(Bounding box entries)
▬▬▬▬▬▬▬▬▬▬

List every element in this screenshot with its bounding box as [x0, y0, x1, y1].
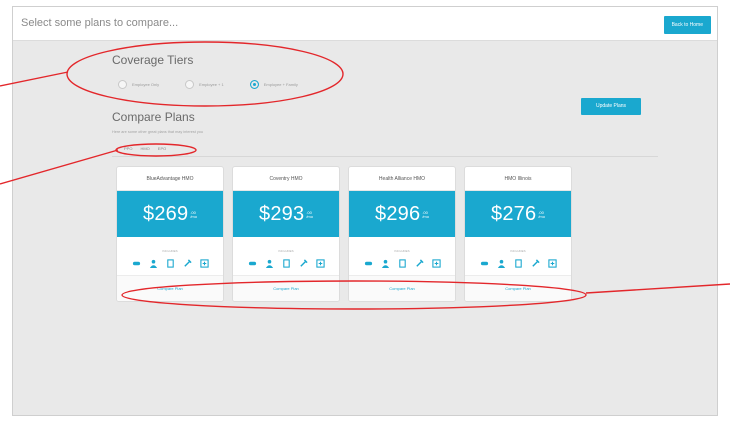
plan-card: BlueAdvantage HMO $269 .00 /mo INCLUDES … [116, 166, 224, 302]
coverage-tiers-title: Coverage Tiers [112, 53, 194, 67]
compare-plan-link[interactable]: Compare Plan [233, 275, 339, 301]
includes-label: INCLUDES [510, 249, 526, 253]
pill-icon [480, 261, 488, 266]
compare-plans-subtitle: Here are some other great plans that may… [112, 130, 203, 134]
hospital-icon [547, 259, 557, 268]
radio-icon[interactable] [185, 80, 195, 89]
plan-cards: BlueAdvantage HMO $269 .00 /mo INCLUDES … [116, 166, 572, 302]
pill-icon [132, 261, 140, 266]
radio-selected-icon[interactable] [249, 80, 259, 89]
document-icon [514, 259, 522, 268]
doctor-icon [149, 259, 157, 268]
tier-employee-plus-one[interactable]: Employee + 1 [185, 80, 224, 89]
benefit-icons [117, 259, 223, 268]
tier-label: Employee + 1 [199, 82, 224, 87]
syringe-icon [183, 259, 192, 267]
syringe-icon [415, 259, 424, 267]
plan-type-filters: PPO HMO EPO [124, 146, 166, 151]
price-suffix: .00 /mo [422, 210, 429, 220]
price-suffix: .00 /mo [190, 210, 197, 220]
filter-hmo[interactable]: HMO [140, 146, 149, 151]
price-unit: /mo [306, 214, 313, 219]
back-to-home-button[interactable]: Back to Home [663, 16, 711, 34]
plan-card: Health Alliance HMO $296 .00 /mo INCLUDE… [348, 166, 456, 302]
syringe-icon [299, 259, 308, 267]
price-unit: /mo [538, 214, 545, 219]
compare-plan-link[interactable]: Compare Plan [117, 275, 223, 301]
hospital-icon [431, 259, 441, 268]
plan-price: $276 .00 /mo [465, 191, 571, 237]
plan-price: $269 .00 /mo [117, 191, 223, 237]
price-amount: $293 [259, 203, 305, 225]
includes-label: INCLUDES [394, 249, 410, 253]
price-suffix: .00 /mo [306, 210, 313, 220]
price-suffix: .00 /mo [538, 210, 545, 220]
document-icon [166, 259, 174, 268]
document-icon [282, 259, 290, 268]
plan-card: HMO Illinois $276 .00 /mo INCLUDES Compa… [464, 166, 572, 302]
doctor-icon [265, 259, 273, 268]
price-unit: /mo [422, 214, 429, 219]
top-bar: Select some plans to compare... Back to … [13, 7, 717, 41]
tier-label: Employee Only [132, 82, 160, 87]
document-icon [398, 259, 406, 268]
compare-plan-link[interactable]: Compare Plan [349, 275, 455, 301]
price-amount: $296 [375, 203, 421, 225]
compare-plan-link[interactable]: Compare Plan [465, 275, 571, 301]
price-unit: /mo [190, 214, 197, 219]
filter-epo[interactable]: EPO [158, 146, 166, 151]
benefit-icons [233, 259, 339, 268]
plan-name: BlueAdvantage HMO [117, 167, 223, 191]
plan-name: Health Alliance HMO [349, 167, 455, 191]
tier-employee-family[interactable]: Employee + Family [249, 80, 298, 89]
hospital-icon [199, 259, 209, 268]
includes-label: INCLUDES [278, 249, 294, 253]
update-plans-button[interactable]: Update Plans [581, 98, 641, 115]
tier-label: Employee + Family [263, 82, 298, 87]
plan-card: Coventry HMO $293 .00 /mo INCLUDES Compa… [232, 166, 340, 302]
coverage-tier-options: Employee Only Employee + 1 Employee + Fa… [118, 80, 298, 89]
plan-name: HMO Illinois [465, 167, 571, 191]
tier-employee-only[interactable]: Employee Only [118, 80, 159, 89]
radio-icon[interactable] [118, 80, 127, 89]
compare-plans-title: Compare Plans [112, 110, 195, 124]
section-divider [112, 156, 658, 157]
syringe-icon [531, 259, 540, 267]
filter-ppo[interactable]: PPO [124, 146, 132, 151]
pill-icon [364, 261, 372, 266]
doctor-icon [497, 259, 505, 268]
benefit-icons [465, 259, 571, 268]
plan-price: $293 .00 /mo [233, 191, 339, 237]
price-amount: $276 [491, 203, 537, 225]
hospital-icon [315, 259, 325, 268]
benefit-icons [349, 259, 455, 268]
page-title: Select some plans to compare... [21, 17, 179, 29]
plan-price: $296 .00 /mo [349, 191, 455, 237]
doctor-icon [381, 259, 389, 268]
pill-icon [248, 261, 256, 266]
price-amount: $269 [143, 203, 189, 225]
includes-label: INCLUDES [162, 249, 178, 253]
plan-name: Coventry HMO [233, 167, 339, 191]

▬▬▬▬▬▬▬▬▬▬

Reproduce the material above verbatim, from the line with "plan-card: BlueAdvantage HMO" to the line with "tier-employee-plus-one[interactable]: Employee +", both included.

◆ **Reply**
plan-card: BlueAdvantage HMO $269 .00 /mo INCLUDES … [116, 166, 224, 302]
coverage-tiers-title: Coverage Tiers [112, 53, 194, 67]
compare-plan-link[interactable]: Compare Plan [233, 275, 339, 301]
includes-label: INCLUDES [510, 249, 526, 253]
pill-icon [480, 261, 488, 266]
compare-plans-subtitle: Here are some other great plans that may… [112, 130, 203, 134]
hospital-icon [547, 259, 557, 268]
radio-icon[interactable] [185, 80, 195, 89]
plan-cards: BlueAdvantage HMO $269 .00 /mo INCLUDES … [116, 166, 572, 302]
pill-icon [132, 261, 140, 266]
radio-selected-icon[interactable] [249, 80, 259, 89]
document-icon [514, 259, 522, 268]
doctor-icon [149, 259, 157, 268]
tier-employee-plus-one[interactable]: Employee + 1 [185, 80, 224, 89]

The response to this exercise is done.